— Written exercise —
Leaving out every picture, quote the data below exactly as it appears.

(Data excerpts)
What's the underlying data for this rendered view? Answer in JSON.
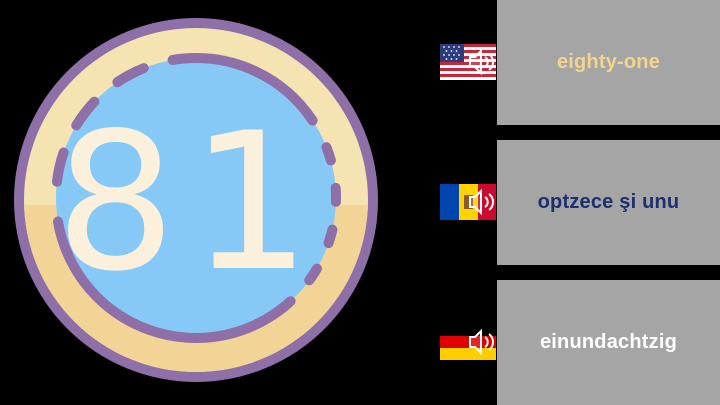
{
  "number": {
    "digits": "81"
  },
  "colors": {
    "background": "#000000",
    "ring_outer": "#8e6fa7",
    "ring_fill": "#f6e3b2",
    "ring_shade": "#f2d496",
    "face": "#86c9f6",
    "digit_fill": "#faf0dc",
    "card": "#a5a5a5"
  },
  "translations": [
    {
      "language": "English",
      "flag_icon": "us-flag-speaker-icon",
      "word": "eighty-one",
      "text_color": "#f3d48f"
    },
    {
      "language": "Romanian",
      "flag_icon": "moldova-flag-speaker-icon",
      "word": "optzece şi unu",
      "text_color": "#1d2f6f"
    },
    {
      "language": "German",
      "flag_icon": "germany-flag-speaker-icon",
      "word": "einundachtzig",
      "text_color": "#ffffff"
    }
  ]
}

— Completed task —
What's the underlying data for this rendered view? Answer in JSON.
{
  "number": {
    "digits": "81"
  },
  "colors": {
    "background": "#000000",
    "ring_outer": "#8e6fa7",
    "ring_fill": "#f6e3b2",
    "ring_shade": "#f2d496",
    "face": "#86c9f6",
    "digit_fill": "#faf0dc",
    "card": "#a5a5a5"
  },
  "translations": [
    {
      "language": "English",
      "flag_icon": "us-flag-speaker-icon",
      "word": "eighty-one",
      "text_color": "#f3d48f"
    },
    {
      "language": "Romanian",
      "flag_icon": "moldova-flag-speaker-icon",
      "word": "optzece şi unu",
      "text_color": "#1d2f6f"
    },
    {
      "language": "German",
      "flag_icon": "germany-flag-speaker-icon",
      "word": "einundachtzig",
      "text_color": "#ffffff"
    }
  ]
}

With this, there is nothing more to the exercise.